=== Your task ===
Quote the whole listing word for word. Do not include the pictures.

(Dataset records)
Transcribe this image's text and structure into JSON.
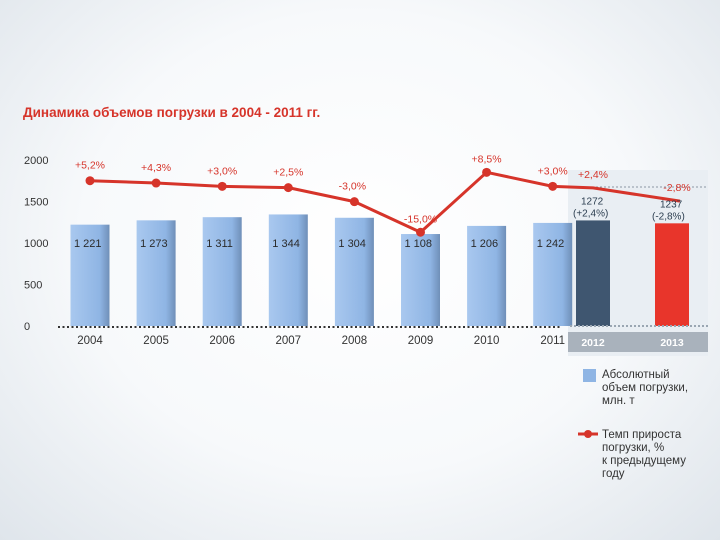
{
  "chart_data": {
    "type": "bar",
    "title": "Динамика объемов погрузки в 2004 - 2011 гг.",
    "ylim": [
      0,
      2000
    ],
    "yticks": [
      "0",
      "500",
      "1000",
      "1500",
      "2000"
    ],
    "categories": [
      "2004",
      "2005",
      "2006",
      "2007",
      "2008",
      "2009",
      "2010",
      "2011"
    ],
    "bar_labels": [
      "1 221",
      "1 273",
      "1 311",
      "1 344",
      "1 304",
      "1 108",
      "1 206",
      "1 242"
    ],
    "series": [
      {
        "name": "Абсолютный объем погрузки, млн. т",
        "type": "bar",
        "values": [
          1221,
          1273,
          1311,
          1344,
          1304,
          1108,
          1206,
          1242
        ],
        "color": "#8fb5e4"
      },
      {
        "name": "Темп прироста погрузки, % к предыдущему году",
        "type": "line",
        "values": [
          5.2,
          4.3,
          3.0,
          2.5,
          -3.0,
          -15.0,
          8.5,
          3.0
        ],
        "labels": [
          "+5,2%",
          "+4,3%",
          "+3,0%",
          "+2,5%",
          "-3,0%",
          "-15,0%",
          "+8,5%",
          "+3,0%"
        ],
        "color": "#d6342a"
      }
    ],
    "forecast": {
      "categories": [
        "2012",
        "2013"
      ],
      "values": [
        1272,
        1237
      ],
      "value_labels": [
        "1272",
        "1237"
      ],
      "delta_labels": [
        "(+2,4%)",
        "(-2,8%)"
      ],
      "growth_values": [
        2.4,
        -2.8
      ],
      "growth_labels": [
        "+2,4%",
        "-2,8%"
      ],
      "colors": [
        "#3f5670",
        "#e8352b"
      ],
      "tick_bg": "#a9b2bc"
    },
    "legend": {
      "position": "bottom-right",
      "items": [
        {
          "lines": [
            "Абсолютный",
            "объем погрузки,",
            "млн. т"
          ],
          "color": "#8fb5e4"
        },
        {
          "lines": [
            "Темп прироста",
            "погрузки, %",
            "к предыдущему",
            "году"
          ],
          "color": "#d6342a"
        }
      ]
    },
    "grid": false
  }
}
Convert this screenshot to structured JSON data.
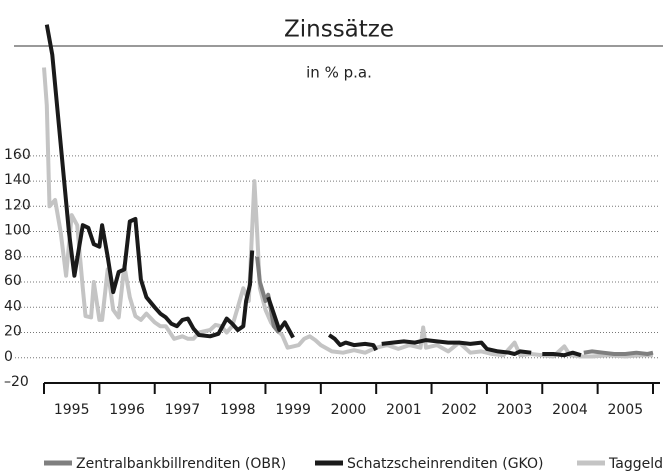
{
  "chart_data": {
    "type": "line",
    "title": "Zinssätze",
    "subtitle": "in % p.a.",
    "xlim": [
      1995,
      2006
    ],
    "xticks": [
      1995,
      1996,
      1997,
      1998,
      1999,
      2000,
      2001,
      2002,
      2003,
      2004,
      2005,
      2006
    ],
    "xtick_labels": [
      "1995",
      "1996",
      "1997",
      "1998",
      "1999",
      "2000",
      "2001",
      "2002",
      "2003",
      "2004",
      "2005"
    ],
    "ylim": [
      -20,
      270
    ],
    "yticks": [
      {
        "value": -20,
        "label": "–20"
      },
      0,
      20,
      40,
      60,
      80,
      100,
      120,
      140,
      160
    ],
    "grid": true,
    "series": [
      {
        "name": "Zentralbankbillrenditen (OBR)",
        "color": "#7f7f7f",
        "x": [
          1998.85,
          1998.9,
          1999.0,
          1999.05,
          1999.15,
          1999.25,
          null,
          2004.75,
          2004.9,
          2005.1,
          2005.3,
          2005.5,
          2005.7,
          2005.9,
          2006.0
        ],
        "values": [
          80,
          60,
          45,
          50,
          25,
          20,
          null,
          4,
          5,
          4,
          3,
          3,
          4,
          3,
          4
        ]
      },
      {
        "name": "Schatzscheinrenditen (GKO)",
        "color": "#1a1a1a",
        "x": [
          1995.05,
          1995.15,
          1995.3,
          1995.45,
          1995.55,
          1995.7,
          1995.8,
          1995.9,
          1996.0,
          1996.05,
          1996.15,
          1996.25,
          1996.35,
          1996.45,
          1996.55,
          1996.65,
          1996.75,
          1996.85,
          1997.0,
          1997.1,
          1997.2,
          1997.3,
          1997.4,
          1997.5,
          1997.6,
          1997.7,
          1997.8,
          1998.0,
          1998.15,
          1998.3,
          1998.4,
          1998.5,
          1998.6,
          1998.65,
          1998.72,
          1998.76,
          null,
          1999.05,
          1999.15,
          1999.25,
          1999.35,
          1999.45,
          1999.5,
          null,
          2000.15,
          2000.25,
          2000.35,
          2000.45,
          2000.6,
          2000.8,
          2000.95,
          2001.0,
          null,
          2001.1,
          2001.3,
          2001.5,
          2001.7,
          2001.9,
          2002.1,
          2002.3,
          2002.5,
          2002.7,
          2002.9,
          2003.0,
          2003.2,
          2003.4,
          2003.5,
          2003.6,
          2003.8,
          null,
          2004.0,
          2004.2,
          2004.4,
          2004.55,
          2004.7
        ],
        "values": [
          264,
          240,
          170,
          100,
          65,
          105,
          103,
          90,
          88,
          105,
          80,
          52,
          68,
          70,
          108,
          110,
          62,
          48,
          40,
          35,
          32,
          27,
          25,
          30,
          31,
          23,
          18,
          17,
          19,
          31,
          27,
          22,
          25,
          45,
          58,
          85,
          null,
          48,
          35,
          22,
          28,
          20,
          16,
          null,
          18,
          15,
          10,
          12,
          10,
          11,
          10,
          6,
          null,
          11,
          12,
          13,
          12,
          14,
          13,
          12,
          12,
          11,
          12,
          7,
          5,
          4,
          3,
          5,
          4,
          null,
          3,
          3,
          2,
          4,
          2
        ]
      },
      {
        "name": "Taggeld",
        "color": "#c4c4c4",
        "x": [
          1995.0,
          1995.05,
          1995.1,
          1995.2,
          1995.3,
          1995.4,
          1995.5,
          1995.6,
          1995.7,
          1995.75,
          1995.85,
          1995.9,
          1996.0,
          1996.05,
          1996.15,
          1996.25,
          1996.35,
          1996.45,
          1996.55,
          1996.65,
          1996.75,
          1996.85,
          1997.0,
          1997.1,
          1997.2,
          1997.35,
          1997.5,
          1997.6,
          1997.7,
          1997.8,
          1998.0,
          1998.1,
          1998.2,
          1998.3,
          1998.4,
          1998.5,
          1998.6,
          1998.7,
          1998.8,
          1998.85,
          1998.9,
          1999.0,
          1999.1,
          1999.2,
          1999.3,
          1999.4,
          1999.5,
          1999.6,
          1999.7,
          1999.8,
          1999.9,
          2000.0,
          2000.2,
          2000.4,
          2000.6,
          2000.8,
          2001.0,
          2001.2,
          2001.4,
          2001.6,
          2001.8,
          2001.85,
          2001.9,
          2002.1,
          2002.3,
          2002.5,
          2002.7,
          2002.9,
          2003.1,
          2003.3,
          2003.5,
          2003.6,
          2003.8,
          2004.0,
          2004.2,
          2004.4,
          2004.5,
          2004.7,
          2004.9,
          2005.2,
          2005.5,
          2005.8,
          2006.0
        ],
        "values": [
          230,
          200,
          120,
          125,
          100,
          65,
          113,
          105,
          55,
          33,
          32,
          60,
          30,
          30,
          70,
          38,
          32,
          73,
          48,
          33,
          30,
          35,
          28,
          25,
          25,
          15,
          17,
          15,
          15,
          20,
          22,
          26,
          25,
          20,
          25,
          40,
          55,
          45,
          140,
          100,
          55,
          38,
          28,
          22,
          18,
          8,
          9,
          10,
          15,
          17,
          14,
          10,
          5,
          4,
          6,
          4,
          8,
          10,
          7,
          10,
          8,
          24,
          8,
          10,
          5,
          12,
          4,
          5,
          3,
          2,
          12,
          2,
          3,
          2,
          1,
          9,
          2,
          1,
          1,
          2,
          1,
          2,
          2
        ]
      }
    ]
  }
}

=== Final answer ===
Transcribe this image's text and structure into JSON.
{
  "chart_data": {
    "type": "bar",
    "title": "Динамика объемов погрузки в 2004 - 2011 гг.",
    "ylim": [
      0,
      2000
    ],
    "yticks": [
      "0",
      "500",
      "1000",
      "1500",
      "2000"
    ],
    "categories": [
      "2004",
      "2005",
      "2006",
      "2007",
      "2008",
      "2009",
      "2010",
      "2011"
    ],
    "bar_labels": [
      "1 221",
      "1 273",
      "1 311",
      "1 344",
      "1 304",
      "1 108",
      "1 206",
      "1 242"
    ],
    "series": [
      {
        "name": "Абсолютный объем погрузки, млн. т",
        "type": "bar",
        "values": [
          1221,
          1273,
          1311,
          1344,
          1304,
          1108,
          1206,
          1242
        ],
        "color": "#8fb5e4"
      },
      {
        "name": "Темп прироста погрузки, % к предыдущему году",
        "type": "line",
        "values": [
          5.2,
          4.3,
          3.0,
          2.5,
          -3.0,
          -15.0,
          8.5,
          3.0
        ],
        "labels": [
          "+5,2%",
          "+4,3%",
          "+3,0%",
          "+2,5%",
          "-3,0%",
          "-15,0%",
          "+8,5%",
          "+3,0%"
        ],
        "color": "#d6342a"
      }
    ],
    "forecast": {
      "categories": [
        "2012",
        "2013"
      ],
      "values": [
        1272,
        1237
      ],
      "value_labels": [
        "1272",
        "1237"
      ],
      "delta_labels": [
        "(+2,4%)",
        "(-2,8%)"
      ],
      "growth_values": [
        2.4,
        -2.8
      ],
      "growth_labels": [
        "+2,4%",
        "-2,8%"
      ],
      "colors": [
        "#3f5670",
        "#e8352b"
      ],
      "tick_bg": "#a9b2bc"
    },
    "legend": {
      "position": "bottom-right",
      "items": [
        {
          "lines": [
            "Абсолютный",
            "объем погрузки,",
            "млн. т"
          ],
          "color": "#8fb5e4"
        },
        {
          "lines": [
            "Темп прироста",
            "погрузки, %",
            "к предыдущему",
            "году"
          ],
          "color": "#d6342a"
        }
      ]
    },
    "grid": false
  }
}
Convert this screenshot to structured JSON data.
{
  "chart_data": {
    "type": "line",
    "title": "Zinssätze",
    "subtitle": "in % p.a.",
    "xlim": [
      1995,
      2006
    ],
    "xticks": [
      1995,
      1996,
      1997,
      1998,
      1999,
      2000,
      2001,
      2002,
      2003,
      2004,
      2005,
      2006
    ],
    "xtick_labels": [
      "1995",
      "1996",
      "1997",
      "1998",
      "1999",
      "2000",
      "2001",
      "2002",
      "2003",
      "2004",
      "2005"
    ],
    "ylim": [
      -20,
      270
    ],
    "yticks": [
      {
        "value": -20,
        "label": "–20"
      },
      0,
      20,
      40,
      60,
      80,
      100,
      120,
      140,
      160
    ],
    "grid": true,
    "series": [
      {
        "name": "Zentralbankbillrenditen (OBR)",
        "color": "#7f7f7f",
        "x": [
          1998.85,
          1998.9,
          1999.0,
          1999.05,
          1999.15,
          1999.25,
          null,
          2004.75,
          2004.9,
          2005.1,
          2005.3,
          2005.5,
          2005.7,
          2005.9,
          2006.0
        ],
        "values": [
          80,
          60,
          45,
          50,
          25,
          20,
          null,
          4,
          5,
          4,
          3,
          3,
          4,
          3,
          4
        ]
      },
      {
        "name": "Schatzscheinrenditen (GKO)",
        "color": "#1a1a1a",
        "x": [
          1995.05,
          1995.15,
          1995.3,
          1995.45,
          1995.55,
          1995.7,
          1995.8,
          1995.9,
          1996.0,
          1996.05,
          1996.15,
          1996.25,
          1996.35,
          1996.45,
          1996.55,
          1996.65,
          1996.75,
          1996.85,
          1997.0,
          1997.1,
          1997.2,
          1997.3,
          1997.4,
          1997.5,
          1997.6,
          1997.7,
          1997.8,
          1998.0,
          1998.15,
          1998.3,
          1998.4,
          1998.5,
          1998.6,
          1998.65,
          1998.72,
          1998.76,
          null,
          1999.05,
          1999.15,
          1999.25,
          1999.35,
          1999.45,
          1999.5,
          null,
          2000.15,
          2000.25,
          2000.35,
          2000.45,
          2000.6,
          2000.8,
          2000.95,
          2001.0,
          null,
          2001.1,
          2001.3,
          2001.5,
          2001.7,
          2001.9,
          2002.1,
          2002.3,
          2002.5,
          2002.7,
          2002.9,
          2003.0,
          2003.2,
          2003.4,
          2003.5,
          2003.6,
          2003.8,
          null,
          2004.0,
          2004.2,
          2004.4,
          2004.55,
          2004.7
        ],
        "values": [
          264,
          240,
          170,
          100,
          65,
          105,
          103,
          90,
          88,
          105,
          80,
          52,
          68,
          70,
          108,
          110,
          62,
          48,
          40,
          35,
          32,
          27,
          25,
          30,
          31,
          23,
          18,
          17,
          19,
          31,
          27,
          22,
          25,
          45,
          58,
          85,
          null,
          48,
          35,
          22,
          28,
          20,
          16,
          null,
          18,
          15,
          10,
          12,
          10,
          11,
          10,
          6,
          null,
          11,
          12,
          13,
          12,
          14,
          13,
          12,
          12,
          11,
          12,
          7,
          5,
          4,
          3,
          5,
          4,
          null,
          3,
          3,
          2,
          4,
          2
        ]
      },
      {
        "name": "Taggeld",
        "color": "#c4c4c4",
        "x": [
          1995.0,
          1995.05,
          1995.1,
          1995.2,
          1995.3,
          1995.4,
          1995.5,
          1995.6,
          1995.7,
          1995.75,
          1995.85,
          1995.9,
          1996.0,
          1996.05,
          1996.15,
          1996.25,
          1996.35,
          1996.45,
          1996.55,
          1996.65,
          1996.75,
          1996.85,
          1997.0,
          1997.1,
          1997.2,
          1997.35,
          1997.5,
          1997.6,
          1997.7,
          1997.8,
          1998.0,
          1998.1,
          1998.2,
          1998.3,
          1998.4,
          1998.5,
          1998.6,
          1998.7,
          1998.8,
          1998.85,
          1998.9,
          1999.0,
          1999.1,
          1999.2,
          1999.3,
          1999.4,
          1999.5,
          1999.6,
          1999.7,
          1999.8,
          1999.9,
          2000.0,
          2000.2,
          2000.4,
          2000.6,
          2000.8,
          2001.0,
          2001.2,
          2001.4,
          2001.6,
          2001.8,
          2001.85,
          2001.9,
          2002.1,
          2002.3,
          2002.5,
          2002.7,
          2002.9,
          2003.1,
          2003.3,
          2003.5,
          2003.6,
          2003.8,
          2004.0,
          2004.2,
          2004.4,
          2004.5,
          2004.7,
          2004.9,
          2005.2,
          2005.5,
          2005.8,
          2006.0
        ],
        "values": [
          230,
          200,
          120,
          125,
          100,
          65,
          113,
          105,
          55,
          33,
          32,
          60,
          30,
          30,
          70,
          38,
          32,
          73,
          48,
          33,
          30,
          35,
          28,
          25,
          25,
          15,
          17,
          15,
          15,
          20,
          22,
          26,
          25,
          20,
          25,
          40,
          55,
          45,
          140,
          100,
          55,
          38,
          28,
          22,
          18,
          8,
          9,
          10,
          15,
          17,
          14,
          10,
          5,
          4,
          6,
          4,
          8,
          10,
          7,
          10,
          8,
          24,
          8,
          10,
          5,
          12,
          4,
          5,
          3,
          2,
          12,
          2,
          3,
          2,
          1,
          9,
          2,
          1,
          1,
          2,
          1,
          2,
          2
        ]
      }
    ]
  }
}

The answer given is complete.